### EXTRACTED MATERIAL:

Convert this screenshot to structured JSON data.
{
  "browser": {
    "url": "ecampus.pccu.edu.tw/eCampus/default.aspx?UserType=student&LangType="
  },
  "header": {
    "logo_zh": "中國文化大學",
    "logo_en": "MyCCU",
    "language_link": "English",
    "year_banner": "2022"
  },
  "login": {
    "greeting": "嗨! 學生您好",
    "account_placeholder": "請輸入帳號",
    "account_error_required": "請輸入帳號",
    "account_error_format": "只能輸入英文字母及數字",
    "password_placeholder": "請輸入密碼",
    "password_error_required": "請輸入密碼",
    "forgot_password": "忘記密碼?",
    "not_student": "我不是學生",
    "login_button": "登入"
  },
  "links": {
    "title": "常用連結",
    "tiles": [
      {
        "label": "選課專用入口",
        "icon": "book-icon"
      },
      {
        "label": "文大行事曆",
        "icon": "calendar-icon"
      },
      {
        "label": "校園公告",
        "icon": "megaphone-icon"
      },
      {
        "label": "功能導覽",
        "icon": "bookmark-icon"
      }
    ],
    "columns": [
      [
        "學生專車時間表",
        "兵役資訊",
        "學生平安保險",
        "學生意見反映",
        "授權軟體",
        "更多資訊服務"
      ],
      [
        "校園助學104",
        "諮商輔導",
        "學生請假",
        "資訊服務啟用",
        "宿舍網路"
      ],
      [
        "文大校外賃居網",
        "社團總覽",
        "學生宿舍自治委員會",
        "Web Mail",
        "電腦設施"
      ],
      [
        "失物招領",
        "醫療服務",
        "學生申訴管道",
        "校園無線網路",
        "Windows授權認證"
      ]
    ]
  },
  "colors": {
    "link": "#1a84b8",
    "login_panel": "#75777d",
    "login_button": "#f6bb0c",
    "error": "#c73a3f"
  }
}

### WHAT YOU WILL DO:
Scan the listing above. Collect all lines with the word "請輸入密碼".

### SOLUTION TO THE PROBLEM:
    "password_placeholder": "請輸入密碼",
    "password_error_required": "請輸入密碼",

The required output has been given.